Objective. Reproduce the data exactly.

Listing.
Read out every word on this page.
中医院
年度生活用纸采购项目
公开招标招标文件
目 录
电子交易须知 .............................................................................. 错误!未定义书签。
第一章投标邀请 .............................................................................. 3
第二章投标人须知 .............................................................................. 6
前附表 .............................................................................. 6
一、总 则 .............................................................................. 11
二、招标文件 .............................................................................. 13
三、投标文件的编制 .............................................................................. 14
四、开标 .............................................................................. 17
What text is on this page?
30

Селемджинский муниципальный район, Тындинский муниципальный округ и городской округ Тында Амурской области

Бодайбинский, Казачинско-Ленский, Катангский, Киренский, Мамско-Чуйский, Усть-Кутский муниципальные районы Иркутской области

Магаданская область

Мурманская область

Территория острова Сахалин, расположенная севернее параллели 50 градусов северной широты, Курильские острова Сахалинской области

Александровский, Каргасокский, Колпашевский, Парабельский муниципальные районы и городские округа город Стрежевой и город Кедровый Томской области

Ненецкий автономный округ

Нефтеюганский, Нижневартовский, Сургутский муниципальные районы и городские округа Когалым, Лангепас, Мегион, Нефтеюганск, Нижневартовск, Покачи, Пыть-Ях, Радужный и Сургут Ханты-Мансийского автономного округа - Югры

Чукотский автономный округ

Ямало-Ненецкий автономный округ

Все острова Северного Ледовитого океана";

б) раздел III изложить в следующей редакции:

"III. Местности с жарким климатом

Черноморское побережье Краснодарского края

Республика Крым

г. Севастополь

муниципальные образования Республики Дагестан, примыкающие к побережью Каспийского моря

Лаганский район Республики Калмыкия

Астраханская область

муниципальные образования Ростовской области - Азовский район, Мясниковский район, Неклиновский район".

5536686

Complete answer.
Read out every word on this page.
中医院
年度生活用纸采购项目
公开招标招标文件
目 录
电子交易须知 .............................................................................. 错误!未定义书签。
第一章投标邀请 .............................................................................. 3
第二章投标人须知 .............................................................................. 6
前附表 .............................................................................. 6
一、总 则 .............................................................................. 11
二、招标文件 .............................................................................. 13
三、投标文件的编制 .............................................................................. 14
四、开标 .............................................................................. 17
What text is on this page?
30

Селемджинский муниципальный район, Тындинский муниципальный округ и городской округ Тында Амурской области

Бодайбинский, Казачинско-Ленский, Катангский, Киренский, Мамско-Чуйский, Усть-Кутский муниципальные районы Иркутской области

Магаданская область

Мурманская область

Территория острова Сахалин, расположенная севернее параллели 50 градусов северной широты, Курильские острова Сахалинской области

Александровский, Каргасокский, Колпашевский, Парабельский муниципальные районы и городские округа город Стрежевой и город Кедровый Томской области

Ненецкий автономный округ

Нефтеюганский, Нижневартовский, Сургутский муниципальные районы и городские округа Когалым, Лангепас, Мегион, Нефтеюганск, Нижневартовск, Покачи, Пыть-Ях, Радужный и Сургут Ханты-Мансийского автономного округа - Югры

Чукотский автономный округ

Ямало-Ненецкий автономный округ

Все острова Северного Ледовитого океана";

б) раздел III изложить в следующей редакции:

"III. Местности с жарким климатом

Черноморское побережье Краснодарского края

Республика Крым

г. Севастополь

муниципальные образования Республики Дагестан, примыкающие к побережью Каспийского моря

Лаганский район Республики Калмыкия

Астраханская область

муниципальные образования Ростовской области - Азовский район, Мясниковский район, Неклиновский район".

5536686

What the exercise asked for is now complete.